*Task inputs:*

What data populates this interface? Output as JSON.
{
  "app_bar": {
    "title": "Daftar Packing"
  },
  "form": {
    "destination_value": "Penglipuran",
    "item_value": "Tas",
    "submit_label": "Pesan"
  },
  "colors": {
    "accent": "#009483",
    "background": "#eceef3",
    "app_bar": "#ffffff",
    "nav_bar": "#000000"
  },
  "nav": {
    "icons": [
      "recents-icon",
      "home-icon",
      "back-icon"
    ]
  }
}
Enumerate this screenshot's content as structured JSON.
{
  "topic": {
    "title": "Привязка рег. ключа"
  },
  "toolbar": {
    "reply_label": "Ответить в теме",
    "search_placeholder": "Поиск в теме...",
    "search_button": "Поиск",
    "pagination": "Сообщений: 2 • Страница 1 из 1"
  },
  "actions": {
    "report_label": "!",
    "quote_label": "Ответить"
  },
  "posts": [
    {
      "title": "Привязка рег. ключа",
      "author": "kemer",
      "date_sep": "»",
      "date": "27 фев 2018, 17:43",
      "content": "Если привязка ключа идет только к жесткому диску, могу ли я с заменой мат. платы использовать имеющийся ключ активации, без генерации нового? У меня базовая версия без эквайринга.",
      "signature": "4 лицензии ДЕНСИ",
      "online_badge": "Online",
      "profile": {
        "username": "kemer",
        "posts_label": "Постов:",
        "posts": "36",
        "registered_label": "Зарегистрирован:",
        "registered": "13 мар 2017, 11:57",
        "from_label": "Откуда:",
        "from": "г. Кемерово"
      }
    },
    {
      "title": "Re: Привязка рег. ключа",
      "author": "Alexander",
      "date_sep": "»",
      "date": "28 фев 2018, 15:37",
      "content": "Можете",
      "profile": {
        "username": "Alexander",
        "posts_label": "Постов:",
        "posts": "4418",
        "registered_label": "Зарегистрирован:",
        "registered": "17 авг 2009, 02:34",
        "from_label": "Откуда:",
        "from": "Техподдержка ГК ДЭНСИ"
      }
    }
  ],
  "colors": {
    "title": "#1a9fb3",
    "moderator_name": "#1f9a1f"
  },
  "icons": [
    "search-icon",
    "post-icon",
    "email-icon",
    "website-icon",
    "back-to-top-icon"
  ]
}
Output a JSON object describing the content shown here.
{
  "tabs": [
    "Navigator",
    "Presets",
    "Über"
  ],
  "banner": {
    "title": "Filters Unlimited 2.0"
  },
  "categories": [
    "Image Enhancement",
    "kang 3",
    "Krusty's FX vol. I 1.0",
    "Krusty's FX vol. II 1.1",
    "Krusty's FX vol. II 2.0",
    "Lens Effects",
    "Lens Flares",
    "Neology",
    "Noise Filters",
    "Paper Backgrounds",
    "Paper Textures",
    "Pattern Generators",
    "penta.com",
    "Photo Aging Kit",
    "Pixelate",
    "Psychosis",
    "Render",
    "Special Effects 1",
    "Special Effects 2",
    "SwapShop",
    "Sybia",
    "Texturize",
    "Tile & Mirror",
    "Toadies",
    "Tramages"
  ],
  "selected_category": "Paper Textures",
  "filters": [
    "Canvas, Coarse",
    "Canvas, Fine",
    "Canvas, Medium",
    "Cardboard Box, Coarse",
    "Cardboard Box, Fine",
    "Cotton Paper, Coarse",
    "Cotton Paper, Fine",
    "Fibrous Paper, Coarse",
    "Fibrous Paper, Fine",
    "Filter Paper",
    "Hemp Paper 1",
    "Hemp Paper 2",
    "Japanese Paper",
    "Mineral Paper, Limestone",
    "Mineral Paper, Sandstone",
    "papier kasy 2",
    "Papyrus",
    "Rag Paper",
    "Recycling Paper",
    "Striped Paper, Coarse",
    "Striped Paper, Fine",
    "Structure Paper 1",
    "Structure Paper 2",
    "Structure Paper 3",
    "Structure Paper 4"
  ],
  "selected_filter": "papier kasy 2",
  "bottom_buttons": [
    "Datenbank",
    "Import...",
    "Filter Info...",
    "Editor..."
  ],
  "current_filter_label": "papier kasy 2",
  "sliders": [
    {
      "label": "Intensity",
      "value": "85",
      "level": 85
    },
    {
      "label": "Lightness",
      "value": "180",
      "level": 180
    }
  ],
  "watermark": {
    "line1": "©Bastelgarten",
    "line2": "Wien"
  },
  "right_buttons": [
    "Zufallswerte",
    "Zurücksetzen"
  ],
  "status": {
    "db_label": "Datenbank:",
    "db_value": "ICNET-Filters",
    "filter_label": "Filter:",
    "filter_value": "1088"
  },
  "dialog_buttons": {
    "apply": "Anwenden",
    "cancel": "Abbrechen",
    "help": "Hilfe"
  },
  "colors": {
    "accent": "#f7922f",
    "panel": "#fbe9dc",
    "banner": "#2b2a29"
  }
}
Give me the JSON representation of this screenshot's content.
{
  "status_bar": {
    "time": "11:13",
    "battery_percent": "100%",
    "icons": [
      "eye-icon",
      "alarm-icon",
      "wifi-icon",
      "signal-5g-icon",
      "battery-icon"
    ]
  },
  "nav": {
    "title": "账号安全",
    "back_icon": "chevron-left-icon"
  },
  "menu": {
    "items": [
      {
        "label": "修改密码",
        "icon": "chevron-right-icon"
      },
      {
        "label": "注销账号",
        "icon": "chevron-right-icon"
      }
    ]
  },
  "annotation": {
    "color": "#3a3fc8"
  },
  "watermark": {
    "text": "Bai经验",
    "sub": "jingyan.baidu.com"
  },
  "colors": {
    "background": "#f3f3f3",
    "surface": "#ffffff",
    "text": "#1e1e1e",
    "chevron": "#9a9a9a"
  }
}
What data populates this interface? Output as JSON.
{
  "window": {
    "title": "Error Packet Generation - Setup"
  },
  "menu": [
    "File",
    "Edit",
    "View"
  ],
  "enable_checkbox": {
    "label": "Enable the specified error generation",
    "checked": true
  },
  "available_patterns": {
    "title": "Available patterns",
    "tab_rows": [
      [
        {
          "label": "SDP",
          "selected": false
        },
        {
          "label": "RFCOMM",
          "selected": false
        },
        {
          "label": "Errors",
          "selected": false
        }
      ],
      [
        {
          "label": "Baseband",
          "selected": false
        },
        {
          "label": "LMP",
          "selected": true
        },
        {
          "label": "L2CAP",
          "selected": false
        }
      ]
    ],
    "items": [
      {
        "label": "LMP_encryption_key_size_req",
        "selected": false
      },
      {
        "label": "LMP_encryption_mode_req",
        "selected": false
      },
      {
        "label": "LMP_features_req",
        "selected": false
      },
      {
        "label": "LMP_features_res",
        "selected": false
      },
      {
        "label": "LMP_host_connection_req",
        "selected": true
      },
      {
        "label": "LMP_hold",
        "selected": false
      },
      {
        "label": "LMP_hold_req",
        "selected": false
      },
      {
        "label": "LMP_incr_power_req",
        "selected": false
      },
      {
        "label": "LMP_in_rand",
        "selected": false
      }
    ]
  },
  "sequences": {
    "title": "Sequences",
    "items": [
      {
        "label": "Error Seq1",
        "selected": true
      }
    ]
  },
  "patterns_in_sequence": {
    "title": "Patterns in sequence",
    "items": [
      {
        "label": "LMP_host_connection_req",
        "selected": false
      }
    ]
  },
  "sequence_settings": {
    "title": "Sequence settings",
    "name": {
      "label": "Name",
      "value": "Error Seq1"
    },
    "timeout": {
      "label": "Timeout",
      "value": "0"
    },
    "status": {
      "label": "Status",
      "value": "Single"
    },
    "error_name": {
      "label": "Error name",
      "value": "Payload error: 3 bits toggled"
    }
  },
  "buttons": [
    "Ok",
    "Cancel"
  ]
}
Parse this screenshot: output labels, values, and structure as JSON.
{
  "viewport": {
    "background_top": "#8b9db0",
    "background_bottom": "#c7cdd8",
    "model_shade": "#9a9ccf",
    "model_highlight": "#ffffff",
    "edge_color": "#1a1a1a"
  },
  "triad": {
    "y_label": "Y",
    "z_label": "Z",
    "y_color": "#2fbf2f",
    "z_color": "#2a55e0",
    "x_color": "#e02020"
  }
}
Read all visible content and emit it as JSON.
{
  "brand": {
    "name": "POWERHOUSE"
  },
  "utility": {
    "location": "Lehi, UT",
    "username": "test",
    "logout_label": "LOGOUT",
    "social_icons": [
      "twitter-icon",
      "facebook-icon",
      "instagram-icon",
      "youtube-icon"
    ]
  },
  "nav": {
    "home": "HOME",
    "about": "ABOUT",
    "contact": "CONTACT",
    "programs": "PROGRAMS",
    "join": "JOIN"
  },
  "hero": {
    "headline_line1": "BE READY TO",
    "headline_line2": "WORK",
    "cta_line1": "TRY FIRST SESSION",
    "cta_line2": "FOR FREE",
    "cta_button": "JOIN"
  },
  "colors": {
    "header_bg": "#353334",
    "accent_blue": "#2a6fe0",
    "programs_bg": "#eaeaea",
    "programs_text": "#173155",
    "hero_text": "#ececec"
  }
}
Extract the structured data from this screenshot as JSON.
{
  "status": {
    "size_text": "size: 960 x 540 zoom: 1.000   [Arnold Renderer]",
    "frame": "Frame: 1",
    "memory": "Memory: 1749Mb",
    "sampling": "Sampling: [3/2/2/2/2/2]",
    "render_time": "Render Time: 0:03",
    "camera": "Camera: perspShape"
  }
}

*To do:*
Look through the material and copy each line that has "Fine".

*Result:*
    "Canvas, Fine",
    "Cardboard Box, Fine",
    "Cotton Paper, Fine",
    "Fibrous Paper, Fine",
    "Striped Paper, Fine",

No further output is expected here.